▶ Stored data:

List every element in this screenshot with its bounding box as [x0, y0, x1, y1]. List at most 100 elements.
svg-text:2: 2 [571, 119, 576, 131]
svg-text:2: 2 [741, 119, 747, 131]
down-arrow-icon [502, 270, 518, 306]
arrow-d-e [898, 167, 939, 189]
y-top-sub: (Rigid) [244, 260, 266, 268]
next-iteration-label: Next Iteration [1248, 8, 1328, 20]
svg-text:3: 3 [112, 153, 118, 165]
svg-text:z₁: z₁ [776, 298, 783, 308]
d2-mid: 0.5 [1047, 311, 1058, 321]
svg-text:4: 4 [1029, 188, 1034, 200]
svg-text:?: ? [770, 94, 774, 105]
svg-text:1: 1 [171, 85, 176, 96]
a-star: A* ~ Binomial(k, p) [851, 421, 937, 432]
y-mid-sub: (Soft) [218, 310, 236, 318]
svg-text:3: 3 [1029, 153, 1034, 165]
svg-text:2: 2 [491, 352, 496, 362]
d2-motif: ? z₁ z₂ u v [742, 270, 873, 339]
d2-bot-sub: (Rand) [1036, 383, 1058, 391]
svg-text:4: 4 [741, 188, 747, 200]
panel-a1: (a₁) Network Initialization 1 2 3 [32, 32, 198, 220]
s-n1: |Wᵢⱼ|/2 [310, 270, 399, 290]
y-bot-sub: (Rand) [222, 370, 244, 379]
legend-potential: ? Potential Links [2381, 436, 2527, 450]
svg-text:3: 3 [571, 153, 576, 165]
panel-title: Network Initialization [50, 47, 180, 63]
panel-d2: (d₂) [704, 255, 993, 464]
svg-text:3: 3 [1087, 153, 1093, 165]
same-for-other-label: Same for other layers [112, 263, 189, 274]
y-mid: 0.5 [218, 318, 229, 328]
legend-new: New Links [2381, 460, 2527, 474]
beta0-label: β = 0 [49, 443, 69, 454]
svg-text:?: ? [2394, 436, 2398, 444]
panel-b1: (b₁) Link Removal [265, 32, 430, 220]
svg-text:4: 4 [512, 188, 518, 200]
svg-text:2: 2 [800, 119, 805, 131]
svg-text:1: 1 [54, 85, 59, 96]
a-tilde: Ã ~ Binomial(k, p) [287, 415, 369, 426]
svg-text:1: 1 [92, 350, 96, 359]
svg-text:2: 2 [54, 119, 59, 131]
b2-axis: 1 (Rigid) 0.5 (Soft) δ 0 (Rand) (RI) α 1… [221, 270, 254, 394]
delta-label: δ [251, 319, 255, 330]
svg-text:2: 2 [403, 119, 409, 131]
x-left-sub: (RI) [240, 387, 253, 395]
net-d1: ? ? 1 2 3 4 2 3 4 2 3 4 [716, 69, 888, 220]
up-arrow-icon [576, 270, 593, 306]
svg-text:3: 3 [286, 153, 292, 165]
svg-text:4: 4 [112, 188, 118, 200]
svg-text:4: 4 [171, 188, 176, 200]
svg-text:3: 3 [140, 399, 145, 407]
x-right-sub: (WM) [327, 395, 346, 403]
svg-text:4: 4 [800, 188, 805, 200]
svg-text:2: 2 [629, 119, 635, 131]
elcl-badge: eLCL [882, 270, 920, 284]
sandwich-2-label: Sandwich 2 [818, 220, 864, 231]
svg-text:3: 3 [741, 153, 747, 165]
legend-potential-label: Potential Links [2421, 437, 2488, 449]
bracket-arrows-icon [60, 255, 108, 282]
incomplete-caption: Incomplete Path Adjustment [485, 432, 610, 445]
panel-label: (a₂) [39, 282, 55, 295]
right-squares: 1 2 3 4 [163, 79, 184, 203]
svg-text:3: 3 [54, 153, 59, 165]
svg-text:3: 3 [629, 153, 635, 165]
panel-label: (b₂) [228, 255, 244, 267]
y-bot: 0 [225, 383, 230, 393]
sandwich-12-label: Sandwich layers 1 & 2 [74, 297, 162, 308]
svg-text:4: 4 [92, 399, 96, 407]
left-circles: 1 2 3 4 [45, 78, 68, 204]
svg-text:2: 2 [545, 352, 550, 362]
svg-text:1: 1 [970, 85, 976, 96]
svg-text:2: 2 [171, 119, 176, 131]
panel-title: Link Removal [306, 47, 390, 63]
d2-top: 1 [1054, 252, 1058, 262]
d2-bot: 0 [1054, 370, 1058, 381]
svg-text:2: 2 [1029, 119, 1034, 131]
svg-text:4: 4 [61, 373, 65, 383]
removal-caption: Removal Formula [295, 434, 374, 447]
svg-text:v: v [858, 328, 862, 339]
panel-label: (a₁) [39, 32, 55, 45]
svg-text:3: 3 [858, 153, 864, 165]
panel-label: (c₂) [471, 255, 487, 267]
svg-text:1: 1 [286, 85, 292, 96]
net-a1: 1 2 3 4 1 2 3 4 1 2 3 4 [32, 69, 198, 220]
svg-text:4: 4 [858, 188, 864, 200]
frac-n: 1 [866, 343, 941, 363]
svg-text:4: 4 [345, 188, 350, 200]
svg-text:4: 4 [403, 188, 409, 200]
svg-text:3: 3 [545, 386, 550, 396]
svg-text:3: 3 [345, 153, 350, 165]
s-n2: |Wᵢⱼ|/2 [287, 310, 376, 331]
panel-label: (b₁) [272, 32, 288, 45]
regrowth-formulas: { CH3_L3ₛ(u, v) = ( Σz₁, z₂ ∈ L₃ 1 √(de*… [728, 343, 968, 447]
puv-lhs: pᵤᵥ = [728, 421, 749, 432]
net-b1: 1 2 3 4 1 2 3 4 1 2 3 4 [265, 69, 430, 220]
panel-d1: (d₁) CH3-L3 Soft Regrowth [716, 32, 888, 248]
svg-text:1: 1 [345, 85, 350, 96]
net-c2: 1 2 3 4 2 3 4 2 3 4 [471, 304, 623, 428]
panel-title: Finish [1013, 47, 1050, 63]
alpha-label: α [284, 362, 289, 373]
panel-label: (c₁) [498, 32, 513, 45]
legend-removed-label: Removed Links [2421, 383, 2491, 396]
==
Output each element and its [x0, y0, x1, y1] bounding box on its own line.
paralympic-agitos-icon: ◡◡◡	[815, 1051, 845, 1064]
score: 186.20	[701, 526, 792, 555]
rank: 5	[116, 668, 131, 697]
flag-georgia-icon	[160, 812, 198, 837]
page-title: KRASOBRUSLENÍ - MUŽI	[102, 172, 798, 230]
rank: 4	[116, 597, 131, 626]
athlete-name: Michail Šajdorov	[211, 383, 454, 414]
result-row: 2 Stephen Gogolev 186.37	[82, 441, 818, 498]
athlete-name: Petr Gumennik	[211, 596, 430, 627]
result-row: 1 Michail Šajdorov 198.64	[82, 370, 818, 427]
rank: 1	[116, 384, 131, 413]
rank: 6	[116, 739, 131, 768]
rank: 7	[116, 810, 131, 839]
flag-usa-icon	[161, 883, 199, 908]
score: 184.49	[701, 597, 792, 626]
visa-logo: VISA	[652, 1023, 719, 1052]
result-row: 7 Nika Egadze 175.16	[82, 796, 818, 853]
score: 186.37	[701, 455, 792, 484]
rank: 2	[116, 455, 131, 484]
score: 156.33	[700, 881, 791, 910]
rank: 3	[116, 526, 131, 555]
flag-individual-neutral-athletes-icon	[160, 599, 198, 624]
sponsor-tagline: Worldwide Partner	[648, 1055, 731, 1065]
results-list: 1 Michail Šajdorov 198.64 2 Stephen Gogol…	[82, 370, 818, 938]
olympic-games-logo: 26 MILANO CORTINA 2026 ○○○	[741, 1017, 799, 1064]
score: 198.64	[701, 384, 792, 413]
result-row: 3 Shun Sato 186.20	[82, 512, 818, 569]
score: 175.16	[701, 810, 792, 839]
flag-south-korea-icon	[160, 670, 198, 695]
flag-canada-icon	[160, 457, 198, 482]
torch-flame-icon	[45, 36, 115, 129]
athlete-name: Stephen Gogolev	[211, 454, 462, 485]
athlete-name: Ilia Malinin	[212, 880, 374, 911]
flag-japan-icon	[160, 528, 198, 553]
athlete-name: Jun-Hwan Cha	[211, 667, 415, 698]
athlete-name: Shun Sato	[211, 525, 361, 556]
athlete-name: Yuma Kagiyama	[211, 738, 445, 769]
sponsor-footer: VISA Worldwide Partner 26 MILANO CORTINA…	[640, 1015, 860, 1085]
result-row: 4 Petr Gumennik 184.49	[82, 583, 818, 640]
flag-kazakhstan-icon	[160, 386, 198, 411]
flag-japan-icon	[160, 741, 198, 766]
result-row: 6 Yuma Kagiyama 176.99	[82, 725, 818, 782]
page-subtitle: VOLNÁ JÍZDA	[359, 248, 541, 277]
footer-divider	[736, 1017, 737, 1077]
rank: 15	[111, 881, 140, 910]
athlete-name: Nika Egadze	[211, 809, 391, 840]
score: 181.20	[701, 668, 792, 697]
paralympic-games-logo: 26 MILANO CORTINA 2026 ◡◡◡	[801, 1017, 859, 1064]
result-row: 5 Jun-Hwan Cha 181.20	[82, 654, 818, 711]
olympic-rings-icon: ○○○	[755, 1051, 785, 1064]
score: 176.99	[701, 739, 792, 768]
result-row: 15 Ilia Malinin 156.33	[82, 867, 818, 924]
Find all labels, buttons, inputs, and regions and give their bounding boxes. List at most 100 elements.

▶ DIRECTIONS FOR THIS TASK:
Copy the lines above from the one containing "List every element" through the one containing "y-top-sub: (Rigid) [244, 260, 266, 268]", both included, reproducing each line character for character.

▶ RESULT FOR THIS TASK:
List every element in this screenshot with its bounding box as [x0, y0, x1, y1]. List at most 100 elements.
svg-text:2: 2 [571, 119, 576, 131]
svg-text:2: 2 [741, 119, 747, 131]
down-arrow-icon [502, 270, 518, 306]
arrow-d-e [898, 167, 939, 189]
y-top-sub: (Rigid) [244, 260, 266, 268]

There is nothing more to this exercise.